**** Data records ****

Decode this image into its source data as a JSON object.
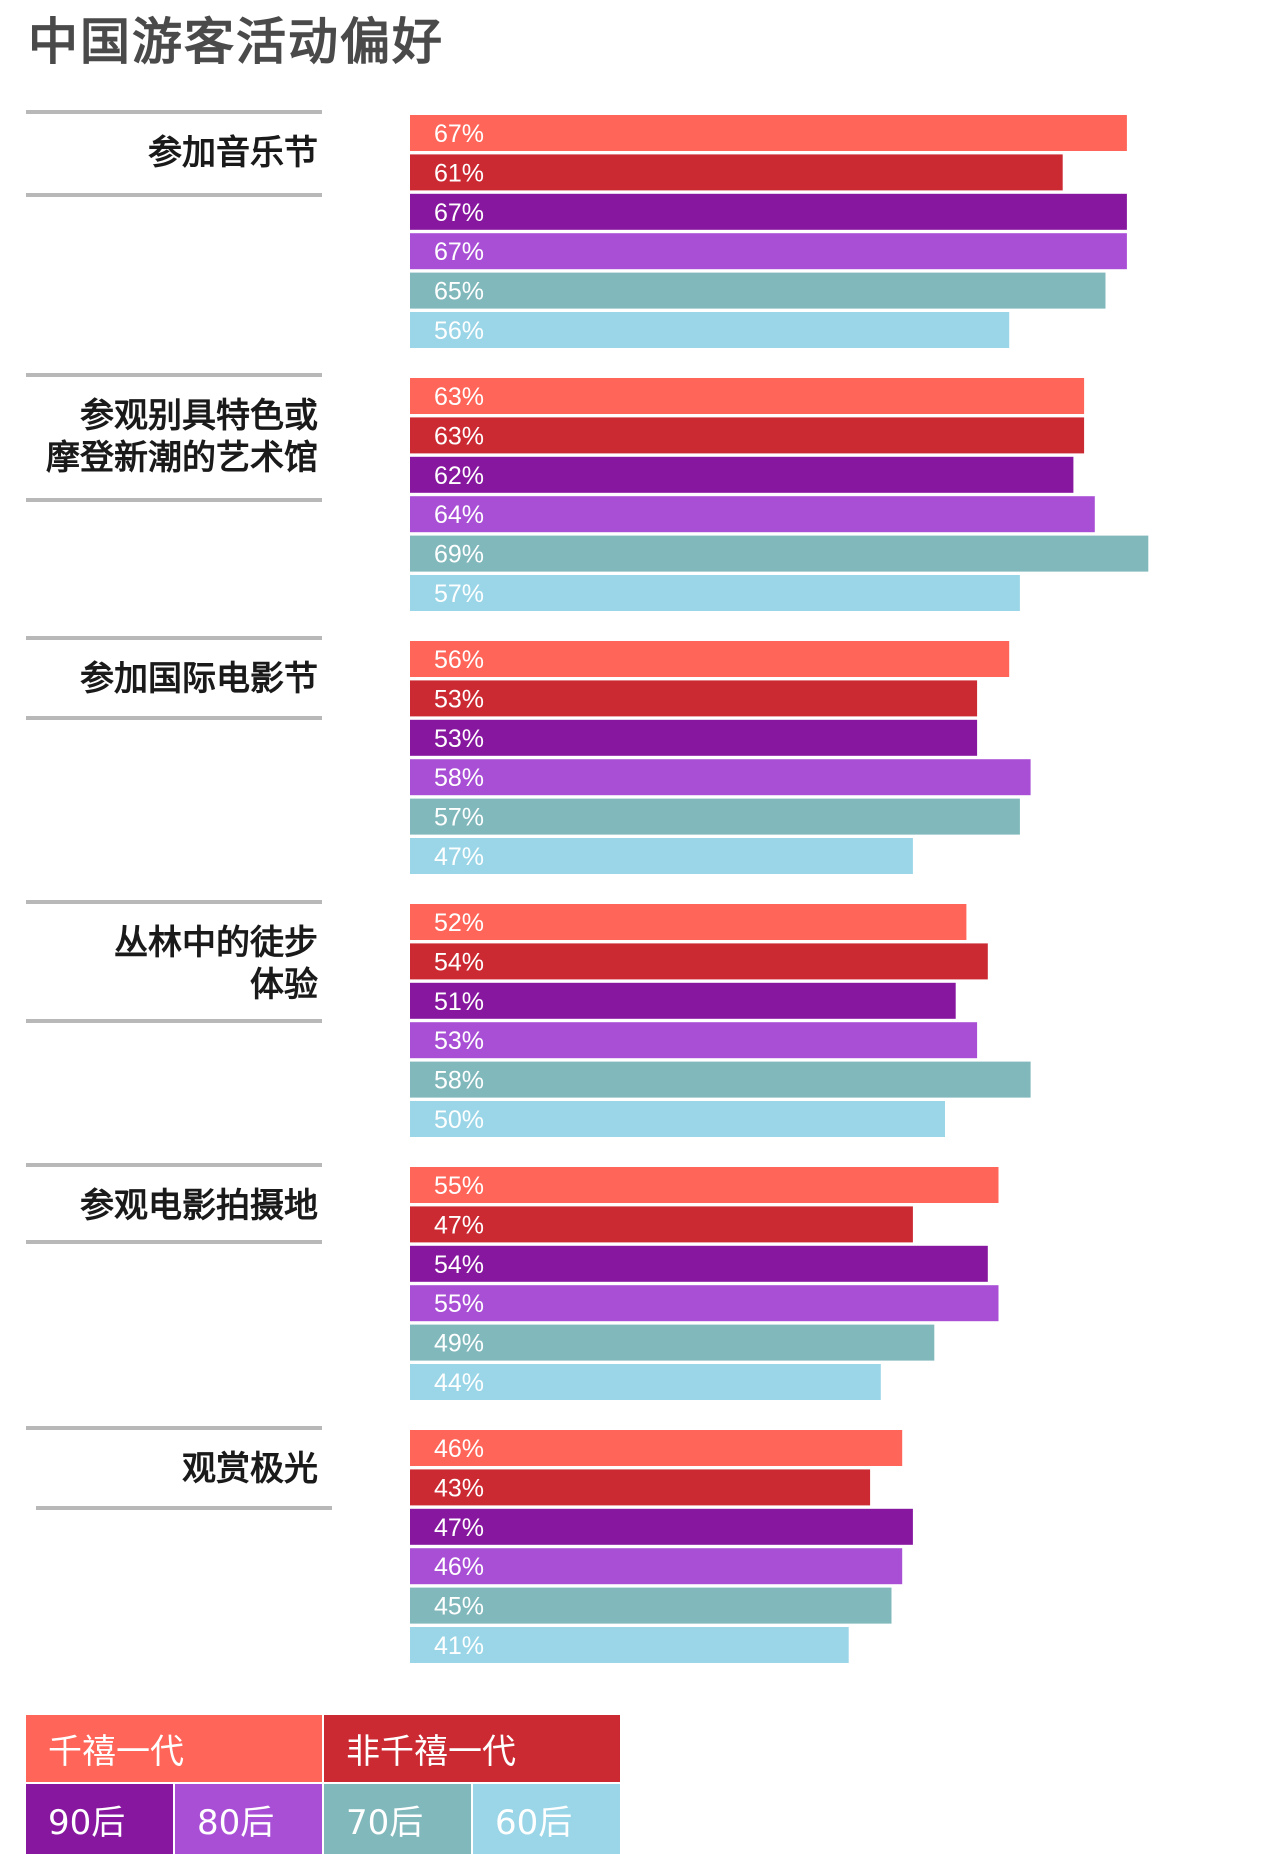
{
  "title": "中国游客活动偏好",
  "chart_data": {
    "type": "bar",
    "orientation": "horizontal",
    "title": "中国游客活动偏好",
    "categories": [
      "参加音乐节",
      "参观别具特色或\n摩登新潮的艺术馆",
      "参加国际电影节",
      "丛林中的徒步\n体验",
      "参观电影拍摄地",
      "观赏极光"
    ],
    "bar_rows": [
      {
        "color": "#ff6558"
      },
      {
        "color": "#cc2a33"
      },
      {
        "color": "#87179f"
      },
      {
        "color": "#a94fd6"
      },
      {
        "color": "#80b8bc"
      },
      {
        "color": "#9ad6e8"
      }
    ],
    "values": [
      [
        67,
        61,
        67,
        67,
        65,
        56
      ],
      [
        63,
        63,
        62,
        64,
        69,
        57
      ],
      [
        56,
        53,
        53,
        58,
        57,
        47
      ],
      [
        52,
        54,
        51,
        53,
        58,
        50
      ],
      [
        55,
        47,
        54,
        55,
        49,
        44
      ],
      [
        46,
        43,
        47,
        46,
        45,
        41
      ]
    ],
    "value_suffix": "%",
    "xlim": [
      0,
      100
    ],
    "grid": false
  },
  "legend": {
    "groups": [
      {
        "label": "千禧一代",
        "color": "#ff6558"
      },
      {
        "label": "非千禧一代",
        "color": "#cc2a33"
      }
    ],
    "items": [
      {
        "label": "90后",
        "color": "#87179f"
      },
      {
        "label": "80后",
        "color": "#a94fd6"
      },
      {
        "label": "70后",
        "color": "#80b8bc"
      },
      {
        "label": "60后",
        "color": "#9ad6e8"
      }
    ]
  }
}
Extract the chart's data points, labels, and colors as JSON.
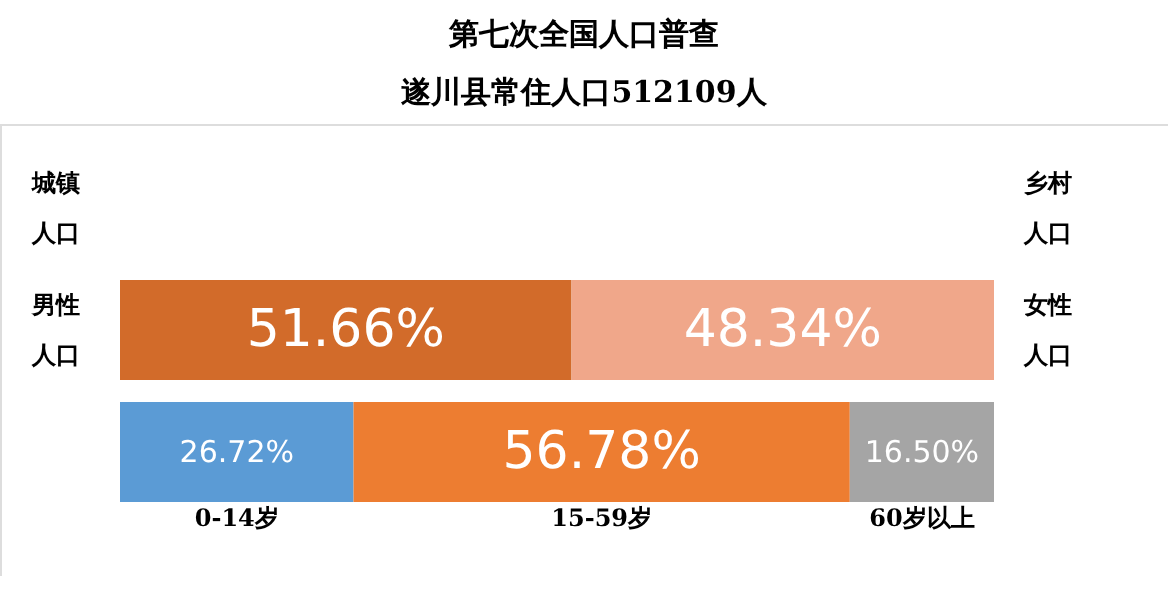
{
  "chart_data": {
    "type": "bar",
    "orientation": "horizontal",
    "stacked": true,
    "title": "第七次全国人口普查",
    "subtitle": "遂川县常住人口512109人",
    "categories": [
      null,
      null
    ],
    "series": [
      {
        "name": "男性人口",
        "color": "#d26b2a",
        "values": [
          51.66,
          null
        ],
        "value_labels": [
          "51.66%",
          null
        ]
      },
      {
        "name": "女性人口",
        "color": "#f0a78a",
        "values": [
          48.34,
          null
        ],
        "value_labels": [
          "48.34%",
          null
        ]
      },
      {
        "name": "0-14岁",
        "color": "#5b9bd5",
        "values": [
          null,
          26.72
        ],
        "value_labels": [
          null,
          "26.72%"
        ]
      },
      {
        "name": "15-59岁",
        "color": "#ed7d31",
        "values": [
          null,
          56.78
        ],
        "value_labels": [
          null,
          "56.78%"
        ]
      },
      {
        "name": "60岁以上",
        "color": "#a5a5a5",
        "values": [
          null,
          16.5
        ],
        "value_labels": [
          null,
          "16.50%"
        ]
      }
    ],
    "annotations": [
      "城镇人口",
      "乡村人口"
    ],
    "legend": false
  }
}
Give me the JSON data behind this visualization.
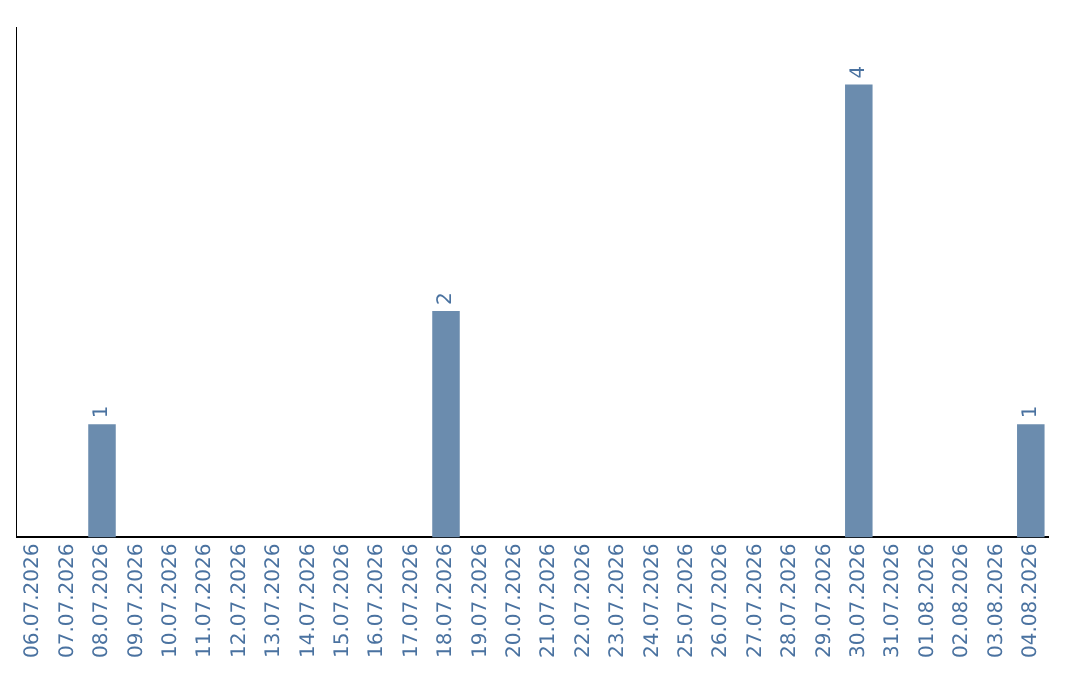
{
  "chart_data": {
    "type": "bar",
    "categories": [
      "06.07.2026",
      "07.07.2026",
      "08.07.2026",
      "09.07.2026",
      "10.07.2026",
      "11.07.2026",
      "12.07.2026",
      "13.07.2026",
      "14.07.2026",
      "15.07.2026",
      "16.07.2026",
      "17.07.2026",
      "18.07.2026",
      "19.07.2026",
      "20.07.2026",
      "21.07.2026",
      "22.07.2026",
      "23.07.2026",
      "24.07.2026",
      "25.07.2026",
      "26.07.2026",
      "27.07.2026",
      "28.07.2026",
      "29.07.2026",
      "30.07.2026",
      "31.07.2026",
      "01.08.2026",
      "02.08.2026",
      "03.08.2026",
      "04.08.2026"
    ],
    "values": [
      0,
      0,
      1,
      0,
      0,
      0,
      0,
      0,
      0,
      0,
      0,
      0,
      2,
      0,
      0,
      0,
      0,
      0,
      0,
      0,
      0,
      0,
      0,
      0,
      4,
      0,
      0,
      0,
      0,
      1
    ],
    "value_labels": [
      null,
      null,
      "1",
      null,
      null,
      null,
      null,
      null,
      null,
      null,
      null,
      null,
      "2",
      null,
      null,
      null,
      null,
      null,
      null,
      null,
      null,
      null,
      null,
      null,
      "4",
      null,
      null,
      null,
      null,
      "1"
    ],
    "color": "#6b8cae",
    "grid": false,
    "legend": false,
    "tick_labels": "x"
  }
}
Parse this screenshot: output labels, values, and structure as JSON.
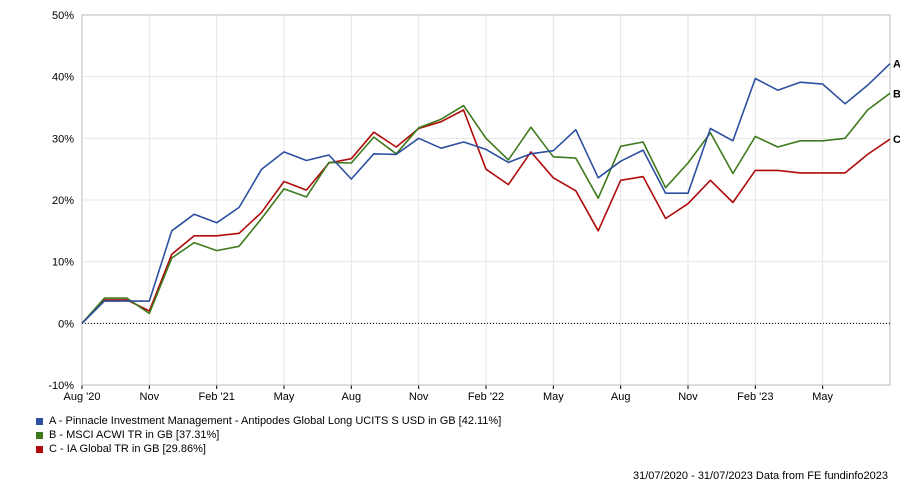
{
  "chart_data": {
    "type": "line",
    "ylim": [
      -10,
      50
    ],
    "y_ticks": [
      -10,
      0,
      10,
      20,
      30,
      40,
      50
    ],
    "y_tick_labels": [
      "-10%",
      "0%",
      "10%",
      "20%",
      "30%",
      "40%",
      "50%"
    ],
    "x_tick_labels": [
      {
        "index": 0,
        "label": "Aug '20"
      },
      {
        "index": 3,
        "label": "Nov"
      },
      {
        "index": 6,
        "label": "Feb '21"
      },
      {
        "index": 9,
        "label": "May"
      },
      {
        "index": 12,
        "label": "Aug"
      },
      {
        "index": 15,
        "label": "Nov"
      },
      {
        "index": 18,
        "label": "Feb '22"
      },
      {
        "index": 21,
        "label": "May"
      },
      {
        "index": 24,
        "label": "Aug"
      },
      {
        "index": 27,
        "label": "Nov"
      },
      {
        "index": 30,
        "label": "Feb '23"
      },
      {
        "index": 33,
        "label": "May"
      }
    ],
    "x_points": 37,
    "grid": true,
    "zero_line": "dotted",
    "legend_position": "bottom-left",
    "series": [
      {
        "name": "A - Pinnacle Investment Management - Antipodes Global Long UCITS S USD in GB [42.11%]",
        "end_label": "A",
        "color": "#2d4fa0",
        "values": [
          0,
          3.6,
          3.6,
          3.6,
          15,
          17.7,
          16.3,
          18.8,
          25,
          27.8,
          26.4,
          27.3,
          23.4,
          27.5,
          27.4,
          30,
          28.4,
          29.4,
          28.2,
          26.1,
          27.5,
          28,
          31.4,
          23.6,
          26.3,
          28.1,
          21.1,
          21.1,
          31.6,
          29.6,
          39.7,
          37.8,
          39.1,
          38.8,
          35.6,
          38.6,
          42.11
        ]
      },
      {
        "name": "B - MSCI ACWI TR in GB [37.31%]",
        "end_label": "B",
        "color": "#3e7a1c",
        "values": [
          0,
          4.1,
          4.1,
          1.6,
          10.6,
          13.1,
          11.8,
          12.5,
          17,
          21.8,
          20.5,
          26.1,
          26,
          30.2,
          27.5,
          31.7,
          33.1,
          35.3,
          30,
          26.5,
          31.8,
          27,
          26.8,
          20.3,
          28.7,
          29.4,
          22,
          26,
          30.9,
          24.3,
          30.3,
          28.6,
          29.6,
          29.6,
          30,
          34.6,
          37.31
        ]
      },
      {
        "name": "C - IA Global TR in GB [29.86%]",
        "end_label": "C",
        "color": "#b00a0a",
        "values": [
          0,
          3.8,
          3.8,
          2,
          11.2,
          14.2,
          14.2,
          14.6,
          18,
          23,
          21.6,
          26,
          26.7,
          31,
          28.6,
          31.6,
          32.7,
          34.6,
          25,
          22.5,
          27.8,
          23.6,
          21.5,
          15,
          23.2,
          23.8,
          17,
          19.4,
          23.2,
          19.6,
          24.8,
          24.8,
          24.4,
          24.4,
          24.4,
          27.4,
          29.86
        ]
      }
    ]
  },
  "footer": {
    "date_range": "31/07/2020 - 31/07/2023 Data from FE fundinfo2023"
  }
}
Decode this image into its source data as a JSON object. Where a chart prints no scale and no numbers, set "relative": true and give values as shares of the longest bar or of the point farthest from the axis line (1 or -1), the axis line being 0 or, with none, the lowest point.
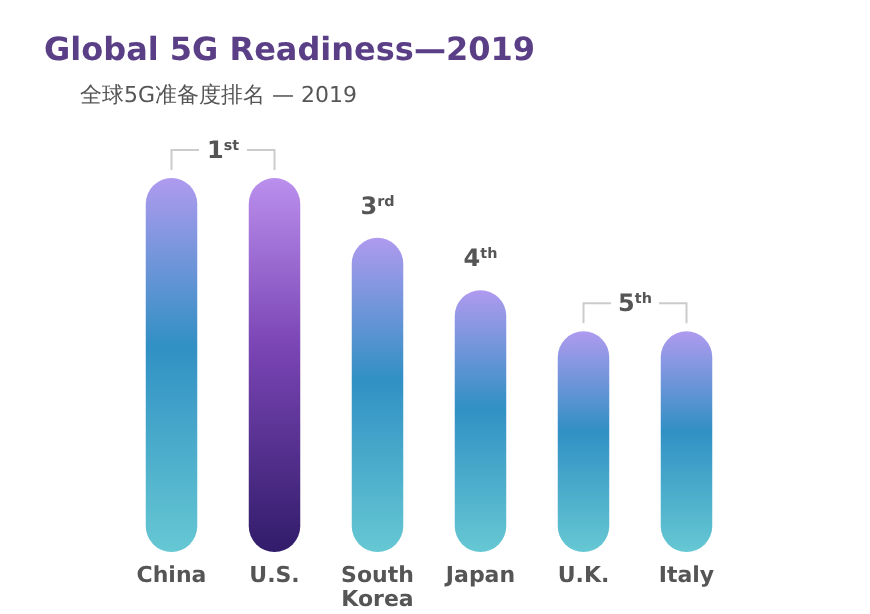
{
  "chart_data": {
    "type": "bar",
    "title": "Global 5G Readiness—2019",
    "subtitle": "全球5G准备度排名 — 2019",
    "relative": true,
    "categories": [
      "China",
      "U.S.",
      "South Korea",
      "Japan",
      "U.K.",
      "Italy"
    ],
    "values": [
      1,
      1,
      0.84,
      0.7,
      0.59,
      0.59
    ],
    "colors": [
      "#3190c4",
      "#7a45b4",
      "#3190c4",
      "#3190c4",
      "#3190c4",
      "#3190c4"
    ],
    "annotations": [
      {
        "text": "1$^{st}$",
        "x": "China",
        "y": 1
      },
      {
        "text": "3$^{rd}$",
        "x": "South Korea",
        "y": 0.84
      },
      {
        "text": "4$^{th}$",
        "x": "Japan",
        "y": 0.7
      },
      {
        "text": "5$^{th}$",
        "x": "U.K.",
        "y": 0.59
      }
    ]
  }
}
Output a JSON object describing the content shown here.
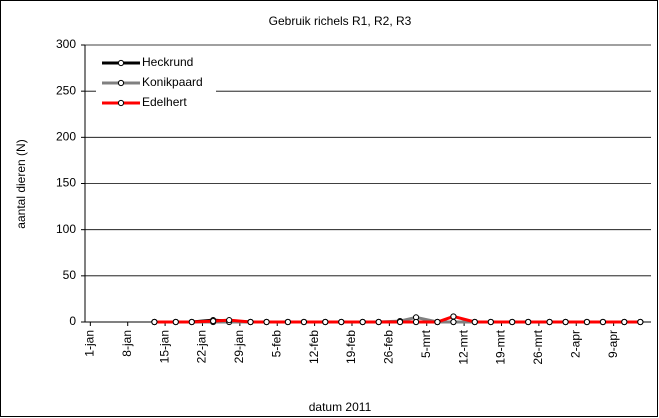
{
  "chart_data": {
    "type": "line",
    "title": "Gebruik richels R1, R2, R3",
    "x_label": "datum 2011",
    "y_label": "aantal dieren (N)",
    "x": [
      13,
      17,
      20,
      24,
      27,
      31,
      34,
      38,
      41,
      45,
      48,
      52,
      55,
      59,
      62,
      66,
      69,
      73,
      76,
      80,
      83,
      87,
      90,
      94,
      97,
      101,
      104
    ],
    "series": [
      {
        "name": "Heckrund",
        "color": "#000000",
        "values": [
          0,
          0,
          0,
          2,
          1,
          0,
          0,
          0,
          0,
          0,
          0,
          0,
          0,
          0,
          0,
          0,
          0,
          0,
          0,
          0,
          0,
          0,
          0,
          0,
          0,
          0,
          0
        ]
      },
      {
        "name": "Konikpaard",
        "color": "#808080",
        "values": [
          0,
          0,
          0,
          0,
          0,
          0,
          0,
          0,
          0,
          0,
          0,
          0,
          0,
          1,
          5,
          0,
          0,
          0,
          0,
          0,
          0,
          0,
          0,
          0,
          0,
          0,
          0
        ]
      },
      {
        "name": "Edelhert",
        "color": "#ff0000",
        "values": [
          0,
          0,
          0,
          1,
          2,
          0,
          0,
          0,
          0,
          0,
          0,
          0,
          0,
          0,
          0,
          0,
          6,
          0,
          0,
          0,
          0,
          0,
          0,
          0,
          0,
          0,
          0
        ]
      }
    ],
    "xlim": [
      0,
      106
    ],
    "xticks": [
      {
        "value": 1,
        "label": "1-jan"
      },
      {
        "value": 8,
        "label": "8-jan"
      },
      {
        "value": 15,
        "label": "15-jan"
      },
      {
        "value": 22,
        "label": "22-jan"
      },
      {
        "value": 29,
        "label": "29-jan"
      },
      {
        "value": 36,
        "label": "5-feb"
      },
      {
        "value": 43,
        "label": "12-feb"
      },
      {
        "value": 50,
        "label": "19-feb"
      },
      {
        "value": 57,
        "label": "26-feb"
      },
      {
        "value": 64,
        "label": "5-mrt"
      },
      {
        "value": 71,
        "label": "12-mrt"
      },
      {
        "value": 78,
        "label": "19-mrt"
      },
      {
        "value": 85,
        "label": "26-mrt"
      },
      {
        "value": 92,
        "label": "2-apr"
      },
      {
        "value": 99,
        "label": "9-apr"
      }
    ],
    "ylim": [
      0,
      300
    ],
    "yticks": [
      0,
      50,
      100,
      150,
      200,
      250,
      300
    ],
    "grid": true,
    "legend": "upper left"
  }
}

****

● **Given exercise**
Which lines in the records above contain the string "grid"? Copy each one.

● **Response to the exercise**
    "grid": false
    "grid": false,
    "grid": true,
    "grid": true,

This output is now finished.